**SET PROBLEM:**
Word for word, restate every line of the material.

───── ENTRIES SUPPLIED

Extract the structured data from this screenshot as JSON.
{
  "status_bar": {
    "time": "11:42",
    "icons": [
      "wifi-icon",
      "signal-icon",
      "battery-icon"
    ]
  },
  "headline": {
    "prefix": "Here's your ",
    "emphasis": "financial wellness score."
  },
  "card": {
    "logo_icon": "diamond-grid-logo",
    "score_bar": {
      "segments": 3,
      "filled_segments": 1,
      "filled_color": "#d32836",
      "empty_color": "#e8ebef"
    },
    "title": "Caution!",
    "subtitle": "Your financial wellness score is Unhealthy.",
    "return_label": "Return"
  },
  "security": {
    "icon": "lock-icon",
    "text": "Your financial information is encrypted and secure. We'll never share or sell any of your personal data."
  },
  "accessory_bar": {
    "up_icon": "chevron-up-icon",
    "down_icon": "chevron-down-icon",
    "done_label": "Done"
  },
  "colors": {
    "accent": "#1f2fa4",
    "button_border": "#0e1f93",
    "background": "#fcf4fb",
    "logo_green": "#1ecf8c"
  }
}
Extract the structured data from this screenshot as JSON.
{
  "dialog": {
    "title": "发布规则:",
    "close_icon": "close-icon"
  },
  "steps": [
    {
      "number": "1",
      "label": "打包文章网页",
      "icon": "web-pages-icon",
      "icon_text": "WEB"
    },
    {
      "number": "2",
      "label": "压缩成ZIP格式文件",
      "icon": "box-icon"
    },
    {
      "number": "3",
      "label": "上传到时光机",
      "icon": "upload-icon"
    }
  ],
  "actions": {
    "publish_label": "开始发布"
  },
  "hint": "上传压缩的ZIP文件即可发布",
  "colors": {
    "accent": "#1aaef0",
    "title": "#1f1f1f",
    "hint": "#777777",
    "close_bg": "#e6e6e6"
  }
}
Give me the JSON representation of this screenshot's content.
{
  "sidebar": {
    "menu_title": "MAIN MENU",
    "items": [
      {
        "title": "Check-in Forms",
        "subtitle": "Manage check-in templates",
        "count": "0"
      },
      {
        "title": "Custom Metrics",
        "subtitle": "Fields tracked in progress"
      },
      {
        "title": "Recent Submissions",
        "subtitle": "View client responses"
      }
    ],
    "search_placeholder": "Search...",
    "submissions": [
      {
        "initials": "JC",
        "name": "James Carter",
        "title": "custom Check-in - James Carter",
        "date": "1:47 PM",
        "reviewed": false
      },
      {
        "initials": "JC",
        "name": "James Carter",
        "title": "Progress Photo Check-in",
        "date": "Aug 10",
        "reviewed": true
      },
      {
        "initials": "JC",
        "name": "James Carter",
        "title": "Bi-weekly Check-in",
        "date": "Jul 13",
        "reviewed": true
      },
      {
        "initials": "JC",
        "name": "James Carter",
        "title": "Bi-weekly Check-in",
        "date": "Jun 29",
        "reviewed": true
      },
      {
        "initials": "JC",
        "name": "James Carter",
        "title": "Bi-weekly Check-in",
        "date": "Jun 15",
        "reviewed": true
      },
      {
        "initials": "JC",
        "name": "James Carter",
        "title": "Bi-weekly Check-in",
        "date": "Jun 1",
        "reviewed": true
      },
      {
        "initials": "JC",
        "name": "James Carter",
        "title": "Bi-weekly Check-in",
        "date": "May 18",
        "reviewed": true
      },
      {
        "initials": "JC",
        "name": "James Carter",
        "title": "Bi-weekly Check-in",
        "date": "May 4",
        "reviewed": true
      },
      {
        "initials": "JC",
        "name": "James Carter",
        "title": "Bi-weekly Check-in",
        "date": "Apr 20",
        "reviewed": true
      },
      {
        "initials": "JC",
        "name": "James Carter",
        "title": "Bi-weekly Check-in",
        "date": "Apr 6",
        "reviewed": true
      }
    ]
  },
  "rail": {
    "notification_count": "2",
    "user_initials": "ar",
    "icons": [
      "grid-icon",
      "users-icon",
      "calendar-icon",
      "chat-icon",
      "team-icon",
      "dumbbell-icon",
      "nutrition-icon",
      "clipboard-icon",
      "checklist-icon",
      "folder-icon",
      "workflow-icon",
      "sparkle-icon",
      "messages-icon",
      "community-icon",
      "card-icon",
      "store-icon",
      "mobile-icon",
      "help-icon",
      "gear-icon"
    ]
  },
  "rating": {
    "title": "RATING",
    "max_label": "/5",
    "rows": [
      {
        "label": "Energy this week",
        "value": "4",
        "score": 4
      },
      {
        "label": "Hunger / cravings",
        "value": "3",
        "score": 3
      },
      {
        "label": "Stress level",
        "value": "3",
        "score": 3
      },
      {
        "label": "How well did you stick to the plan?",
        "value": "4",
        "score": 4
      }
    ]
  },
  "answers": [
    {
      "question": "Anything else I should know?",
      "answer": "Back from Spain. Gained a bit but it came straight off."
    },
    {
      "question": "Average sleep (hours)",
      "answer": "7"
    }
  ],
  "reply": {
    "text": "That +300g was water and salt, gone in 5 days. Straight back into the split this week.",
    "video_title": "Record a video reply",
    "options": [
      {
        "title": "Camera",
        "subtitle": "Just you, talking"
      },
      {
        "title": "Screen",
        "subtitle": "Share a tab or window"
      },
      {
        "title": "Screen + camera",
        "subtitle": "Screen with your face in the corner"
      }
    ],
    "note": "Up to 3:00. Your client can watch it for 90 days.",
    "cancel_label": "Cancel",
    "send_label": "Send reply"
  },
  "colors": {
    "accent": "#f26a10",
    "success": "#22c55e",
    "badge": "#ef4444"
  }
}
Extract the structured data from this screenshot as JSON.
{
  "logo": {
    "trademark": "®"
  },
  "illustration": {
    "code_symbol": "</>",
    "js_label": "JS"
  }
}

──────────

**THE COMPLETED TASK:**
Extract the structured data from this screenshot as JSON.
{
  "status_bar": {
    "time": "11:42",
    "icons": [
      "wifi-icon",
      "signal-icon",
      "battery-icon"
    ]
  },
  "headline": {
    "prefix": "Here's your ",
    "emphasis": "financial wellness score."
  },
  "card": {
    "logo_icon": "diamond-grid-logo",
    "score_bar": {
      "segments": 3,
      "filled_segments": 1,
      "filled_color": "#d32836",
      "empty_color": "#e8ebef"
    },
    "title": "Caution!",
    "subtitle": "Your financial wellness score is Unhealthy.",
    "return_label": "Return"
  },
  "security": {
    "icon": "lock-icon",
    "text": "Your financial information is encrypted and secure. We'll never share or sell any of your personal data."
  },
  "accessory_bar": {
    "up_icon": "chevron-up-icon",
    "down_icon": "chevron-down-icon",
    "done_label": "Done"
  },
  "colors": {
    "accent": "#1f2fa4",
    "button_border": "#0e1f93",
    "background": "#fcf4fb",
    "logo_green": "#1ecf8c"
  }
}
Extract the structured data from this screenshot as JSON.
{
  "dialog": {
    "title": "发布规则:",
    "close_icon": "close-icon"
  },
  "steps": [
    {
      "number": "1",
      "label": "打包文章网页",
      "icon": "web-pages-icon",
      "icon_text": "WEB"
    },
    {
      "number": "2",
      "label": "压缩成ZIP格式文件",
      "icon": "box-icon"
    },
    {
      "number": "3",
      "label": "上传到时光机",
      "icon": "upload-icon"
    }
  ],
  "actions": {
    "publish_label": "开始发布"
  },
  "hint": "上传压缩的ZIP文件即可发布",
  "colors": {
    "accent": "#1aaef0",
    "title": "#1f1f1f",
    "hint": "#777777",
    "close_bg": "#e6e6e6"
  }
}
Give me the JSON representation of this screenshot's content.
{
  "sidebar": {
    "menu_title": "MAIN MENU",
    "items": [
      {
        "title": "Check-in Forms",
        "subtitle": "Manage check-in templates",
        "count": "0"
      },
      {
        "title": "Custom Metrics",
        "subtitle": "Fields tracked in progress"
      },
      {
        "title": "Recent Submissions",
        "subtitle": "View client responses"
      }
    ],
    "search_placeholder": "Search...",
    "submissions": [
      {
        "initials": "JC",
        "name": "James Carter",
        "title": "custom Check-in - James Carter",
        "date": "1:47 PM",
        "reviewed": false
      },
      {
        "initials": "JC",
        "name": "James Carter",
        "title": "Progress Photo Check-in",
        "date": "Aug 10",
        "reviewed": true
      },
      {
        "initials": "JC",
        "name": "James Carter",
        "title": "Bi-weekly Check-in",
        "date": "Jul 13",
        "reviewed": true
      },
      {
        "initials": "JC",
        "name": "James Carter",
        "title": "Bi-weekly Check-in",
        "date": "Jun 29",
        "reviewed": true
      },
      {
        "initials": "JC",
        "name": "James Carter",
        "title": "Bi-weekly Check-in",
        "date": "Jun 15",
        "reviewed": true
      },
      {
        "initials": "JC",
        "name": "James Carter",
        "title": "Bi-weekly Check-in",
        "date": "Jun 1",
        "reviewed": true
      },
      {
        "initials": "JC",
        "name": "James Carter",
        "title": "Bi-weekly Check-in",
        "date": "May 18",
        "reviewed": true
      },
      {
        "initials": "JC",
        "name": "James Carter",
        "title": "Bi-weekly Check-in",
        "date": "May 4",
        "reviewed": true
      },
      {
        "initials": "JC",
        "name": "James Carter",
        "title": "Bi-weekly Check-in",
        "date": "Apr 20",
        "reviewed": true
      },
      {
        "initials": "JC",
        "name": "James Carter",
        "title": "Bi-weekly Check-in",
        "date": "Apr 6",
        "reviewed": true
      }
    ]
  },
  "rail": {
    "notification_count": "2",
    "user_initials": "ar",
    "icons": [
      "grid-icon",
      "users-icon",
      "calendar-icon",
      "chat-icon",
      "team-icon",
      "dumbbell-icon",
      "nutrition-icon",
      "clipboard-icon",
      "checklist-icon",
      "folder-icon",
      "workflow-icon",
      "sparkle-icon",
      "messages-icon",
      "community-icon",
      "card-icon",
      "store-icon",
      "mobile-icon",
      "help-icon",
      "gear-icon"
    ]
  },
  "rating": {
    "title": "RATING",
    "max_label": "/5",
    "rows": [
      {
        "label": "Energy this week",
        "value": "4",
        "score": 4
      },
      {
        "label": "Hunger / cravings",
        "value": "3",
        "score": 3
      },
      {
        "label": "Stress level",
        "value": "3",
        "score": 3
      },
      {
        "label": "How well did you stick to the plan?",
        "value": "4",
        "score": 4
      }
    ]
  },
  "answers": [
    {
      "question": "Anything else I should know?",
      "answer": "Back from Spain. Gained a bit but it came straight off."
    },
    {
      "question": "Average sleep (hours)",
      "answer": "7"
    }
  ],
  "reply": {
    "text": "That +300g was water and salt, gone in 5 days. Straight back into the split this week.",
    "video_title": "Record a video reply",
    "options": [
      {
        "title": "Camera",
        "subtitle": "Just you, talking"
      },
      {
        "title": "Screen",
        "subtitle": "Share a tab or window"
      },
      {
        "title": "Screen + camera",
        "subtitle": "Screen with your face in the corner"
      }
    ],
    "note": "Up to 3:00. Your client can watch it for 90 days.",
    "cancel_label": "Cancel",
    "send_label": "Send reply"
  },
  "colors": {
    "accent": "#f26a10",
    "success": "#22c55e",
    "badge": "#ef4444"
  }
}
Extract the structured data from this screenshot as JSON.
{
  "logo": {
    "trademark": "®"
  },
  "illustration": {
    "code_symbol": "</>",
    "js_label": "JS"
  }
}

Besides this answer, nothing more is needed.